Written exercise:
Only the number is needed: how many lines contain the word "Ręczne"?

Input:
+++

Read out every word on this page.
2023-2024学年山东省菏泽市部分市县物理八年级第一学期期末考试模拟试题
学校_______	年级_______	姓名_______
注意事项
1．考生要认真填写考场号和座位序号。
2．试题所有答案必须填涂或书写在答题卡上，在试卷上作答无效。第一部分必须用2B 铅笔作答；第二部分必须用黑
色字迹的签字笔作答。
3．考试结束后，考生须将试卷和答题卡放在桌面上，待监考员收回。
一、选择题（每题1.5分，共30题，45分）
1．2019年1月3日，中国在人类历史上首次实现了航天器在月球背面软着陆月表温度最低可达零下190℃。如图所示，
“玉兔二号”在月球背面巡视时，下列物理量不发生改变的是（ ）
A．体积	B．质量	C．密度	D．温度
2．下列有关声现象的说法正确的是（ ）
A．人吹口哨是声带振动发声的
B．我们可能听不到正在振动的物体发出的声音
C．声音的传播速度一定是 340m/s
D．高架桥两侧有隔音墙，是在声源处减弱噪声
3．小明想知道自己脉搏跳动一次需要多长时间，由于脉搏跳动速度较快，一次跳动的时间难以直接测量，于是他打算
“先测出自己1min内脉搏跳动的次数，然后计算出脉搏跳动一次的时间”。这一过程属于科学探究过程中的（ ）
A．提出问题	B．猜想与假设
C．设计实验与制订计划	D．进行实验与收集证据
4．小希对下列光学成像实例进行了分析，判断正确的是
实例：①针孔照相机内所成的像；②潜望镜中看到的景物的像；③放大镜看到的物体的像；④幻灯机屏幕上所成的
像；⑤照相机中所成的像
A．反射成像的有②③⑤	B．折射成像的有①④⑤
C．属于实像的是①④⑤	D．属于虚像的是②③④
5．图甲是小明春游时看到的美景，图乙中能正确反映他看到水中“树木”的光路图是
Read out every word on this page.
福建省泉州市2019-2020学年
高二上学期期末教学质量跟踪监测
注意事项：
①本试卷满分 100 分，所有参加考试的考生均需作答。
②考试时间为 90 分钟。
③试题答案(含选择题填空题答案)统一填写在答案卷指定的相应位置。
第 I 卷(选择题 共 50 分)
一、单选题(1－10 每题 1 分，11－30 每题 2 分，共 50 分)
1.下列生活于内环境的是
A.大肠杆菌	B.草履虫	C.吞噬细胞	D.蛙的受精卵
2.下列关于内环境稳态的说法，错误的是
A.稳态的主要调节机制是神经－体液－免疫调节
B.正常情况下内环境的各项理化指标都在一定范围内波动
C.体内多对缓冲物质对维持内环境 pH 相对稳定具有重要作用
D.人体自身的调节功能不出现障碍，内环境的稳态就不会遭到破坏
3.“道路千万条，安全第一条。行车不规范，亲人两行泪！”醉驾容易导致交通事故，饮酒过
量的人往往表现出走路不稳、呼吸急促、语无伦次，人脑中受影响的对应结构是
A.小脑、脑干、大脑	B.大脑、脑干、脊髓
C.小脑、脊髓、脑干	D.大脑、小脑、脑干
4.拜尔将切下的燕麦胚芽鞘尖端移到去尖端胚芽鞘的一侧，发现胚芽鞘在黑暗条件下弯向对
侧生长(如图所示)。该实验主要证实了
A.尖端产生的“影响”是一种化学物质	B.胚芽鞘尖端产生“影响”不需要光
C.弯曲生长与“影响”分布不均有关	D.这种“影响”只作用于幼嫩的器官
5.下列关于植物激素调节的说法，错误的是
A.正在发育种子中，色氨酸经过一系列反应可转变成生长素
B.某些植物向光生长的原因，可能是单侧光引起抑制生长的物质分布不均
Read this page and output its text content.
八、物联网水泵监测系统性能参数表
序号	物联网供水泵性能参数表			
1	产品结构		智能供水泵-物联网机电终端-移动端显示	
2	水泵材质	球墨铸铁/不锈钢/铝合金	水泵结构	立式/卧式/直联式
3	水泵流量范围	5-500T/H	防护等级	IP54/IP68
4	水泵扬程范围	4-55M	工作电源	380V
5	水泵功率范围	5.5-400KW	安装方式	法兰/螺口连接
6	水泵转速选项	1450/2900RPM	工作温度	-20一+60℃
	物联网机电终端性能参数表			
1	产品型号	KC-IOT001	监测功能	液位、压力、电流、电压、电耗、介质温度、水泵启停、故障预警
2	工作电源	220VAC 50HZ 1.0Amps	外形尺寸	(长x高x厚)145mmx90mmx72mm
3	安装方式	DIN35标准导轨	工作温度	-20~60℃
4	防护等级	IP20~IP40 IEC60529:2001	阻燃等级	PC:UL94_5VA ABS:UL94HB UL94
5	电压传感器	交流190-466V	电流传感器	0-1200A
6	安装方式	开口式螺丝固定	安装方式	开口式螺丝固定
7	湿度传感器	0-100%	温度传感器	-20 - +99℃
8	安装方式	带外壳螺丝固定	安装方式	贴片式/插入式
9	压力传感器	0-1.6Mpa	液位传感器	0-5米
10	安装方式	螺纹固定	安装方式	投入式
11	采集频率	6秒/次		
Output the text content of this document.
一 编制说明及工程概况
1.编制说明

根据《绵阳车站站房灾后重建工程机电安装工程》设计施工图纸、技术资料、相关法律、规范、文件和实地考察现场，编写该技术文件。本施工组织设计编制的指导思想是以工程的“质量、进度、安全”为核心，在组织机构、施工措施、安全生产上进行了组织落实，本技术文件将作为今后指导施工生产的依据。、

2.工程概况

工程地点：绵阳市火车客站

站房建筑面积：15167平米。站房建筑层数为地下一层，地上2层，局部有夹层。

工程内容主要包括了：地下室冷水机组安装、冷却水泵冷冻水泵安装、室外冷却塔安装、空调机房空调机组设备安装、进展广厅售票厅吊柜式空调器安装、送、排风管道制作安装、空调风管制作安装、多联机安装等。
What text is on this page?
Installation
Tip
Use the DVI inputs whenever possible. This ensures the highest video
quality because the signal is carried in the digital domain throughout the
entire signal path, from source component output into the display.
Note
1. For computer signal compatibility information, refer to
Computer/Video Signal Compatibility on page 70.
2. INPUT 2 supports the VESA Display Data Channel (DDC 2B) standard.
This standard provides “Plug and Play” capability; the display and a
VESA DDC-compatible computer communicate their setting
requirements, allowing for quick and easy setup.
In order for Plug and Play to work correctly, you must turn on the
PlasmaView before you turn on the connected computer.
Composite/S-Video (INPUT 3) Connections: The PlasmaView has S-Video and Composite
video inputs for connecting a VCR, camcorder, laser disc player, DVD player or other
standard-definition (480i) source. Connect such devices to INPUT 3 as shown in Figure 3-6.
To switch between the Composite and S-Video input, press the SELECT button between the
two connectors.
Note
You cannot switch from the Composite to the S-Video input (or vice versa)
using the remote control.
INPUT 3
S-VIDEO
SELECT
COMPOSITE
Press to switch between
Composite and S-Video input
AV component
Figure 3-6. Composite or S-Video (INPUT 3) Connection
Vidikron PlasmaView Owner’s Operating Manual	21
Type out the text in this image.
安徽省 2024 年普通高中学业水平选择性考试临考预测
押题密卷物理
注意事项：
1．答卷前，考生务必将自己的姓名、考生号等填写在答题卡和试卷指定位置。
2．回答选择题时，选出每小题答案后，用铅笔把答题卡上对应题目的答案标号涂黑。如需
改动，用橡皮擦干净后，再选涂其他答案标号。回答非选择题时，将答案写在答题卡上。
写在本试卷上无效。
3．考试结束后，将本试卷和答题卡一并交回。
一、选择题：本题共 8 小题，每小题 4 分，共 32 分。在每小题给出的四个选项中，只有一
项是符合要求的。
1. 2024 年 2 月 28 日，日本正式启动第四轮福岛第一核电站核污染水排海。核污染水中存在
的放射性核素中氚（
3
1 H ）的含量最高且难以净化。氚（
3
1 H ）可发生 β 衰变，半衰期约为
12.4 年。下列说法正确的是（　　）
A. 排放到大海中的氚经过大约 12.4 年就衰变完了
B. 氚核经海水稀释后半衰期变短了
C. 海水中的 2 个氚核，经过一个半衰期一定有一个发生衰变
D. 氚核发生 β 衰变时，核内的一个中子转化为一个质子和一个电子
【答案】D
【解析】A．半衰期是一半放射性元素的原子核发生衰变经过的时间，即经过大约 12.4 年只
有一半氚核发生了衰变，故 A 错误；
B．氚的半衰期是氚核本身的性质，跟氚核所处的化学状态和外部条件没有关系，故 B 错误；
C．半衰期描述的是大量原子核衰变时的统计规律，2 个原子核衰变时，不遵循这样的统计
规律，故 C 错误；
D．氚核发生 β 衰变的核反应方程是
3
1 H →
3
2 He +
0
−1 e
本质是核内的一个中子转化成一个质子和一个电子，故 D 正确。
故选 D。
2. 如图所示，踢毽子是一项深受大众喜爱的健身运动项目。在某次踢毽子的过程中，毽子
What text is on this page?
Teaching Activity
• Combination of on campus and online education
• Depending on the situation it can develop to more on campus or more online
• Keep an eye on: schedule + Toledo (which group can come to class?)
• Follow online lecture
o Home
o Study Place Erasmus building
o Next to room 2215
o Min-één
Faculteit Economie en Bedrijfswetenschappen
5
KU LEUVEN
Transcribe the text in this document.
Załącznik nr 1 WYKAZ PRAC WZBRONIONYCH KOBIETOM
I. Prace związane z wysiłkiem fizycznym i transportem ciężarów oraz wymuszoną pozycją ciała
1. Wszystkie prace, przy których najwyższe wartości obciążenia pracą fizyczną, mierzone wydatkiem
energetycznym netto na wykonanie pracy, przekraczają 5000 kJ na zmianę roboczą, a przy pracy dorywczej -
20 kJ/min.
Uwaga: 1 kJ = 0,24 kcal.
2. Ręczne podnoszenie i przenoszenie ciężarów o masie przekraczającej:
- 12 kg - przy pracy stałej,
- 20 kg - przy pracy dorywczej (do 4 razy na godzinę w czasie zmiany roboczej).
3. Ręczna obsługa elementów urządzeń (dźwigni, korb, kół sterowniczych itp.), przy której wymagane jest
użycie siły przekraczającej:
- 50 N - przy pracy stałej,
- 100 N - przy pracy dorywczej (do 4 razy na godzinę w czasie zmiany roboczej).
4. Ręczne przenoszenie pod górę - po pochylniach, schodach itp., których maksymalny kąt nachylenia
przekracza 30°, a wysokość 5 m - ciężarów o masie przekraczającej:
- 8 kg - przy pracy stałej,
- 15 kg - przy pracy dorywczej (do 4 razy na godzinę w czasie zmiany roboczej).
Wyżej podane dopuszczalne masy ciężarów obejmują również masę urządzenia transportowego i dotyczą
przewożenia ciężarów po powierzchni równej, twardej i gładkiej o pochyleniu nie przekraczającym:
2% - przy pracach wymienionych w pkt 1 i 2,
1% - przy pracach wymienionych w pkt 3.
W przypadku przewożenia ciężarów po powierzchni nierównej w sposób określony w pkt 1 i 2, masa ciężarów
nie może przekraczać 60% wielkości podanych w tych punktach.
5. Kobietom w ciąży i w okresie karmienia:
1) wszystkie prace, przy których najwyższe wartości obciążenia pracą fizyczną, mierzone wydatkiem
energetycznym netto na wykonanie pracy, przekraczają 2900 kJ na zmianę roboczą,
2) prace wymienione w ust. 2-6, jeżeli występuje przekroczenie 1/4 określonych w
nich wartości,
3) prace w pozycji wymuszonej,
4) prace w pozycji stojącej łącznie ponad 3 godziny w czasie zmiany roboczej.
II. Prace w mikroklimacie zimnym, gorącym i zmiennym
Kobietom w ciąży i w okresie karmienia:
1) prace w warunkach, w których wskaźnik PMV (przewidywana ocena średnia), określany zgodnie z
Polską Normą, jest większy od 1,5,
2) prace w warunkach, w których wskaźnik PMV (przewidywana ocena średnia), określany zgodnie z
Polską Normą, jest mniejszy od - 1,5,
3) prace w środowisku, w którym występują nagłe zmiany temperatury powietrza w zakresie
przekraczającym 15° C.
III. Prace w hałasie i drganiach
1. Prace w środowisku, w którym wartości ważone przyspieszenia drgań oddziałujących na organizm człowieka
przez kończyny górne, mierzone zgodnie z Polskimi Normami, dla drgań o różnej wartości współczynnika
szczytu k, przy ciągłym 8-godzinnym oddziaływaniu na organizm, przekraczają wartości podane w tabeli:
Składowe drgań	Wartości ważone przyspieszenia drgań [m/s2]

+++

Problem solution:
2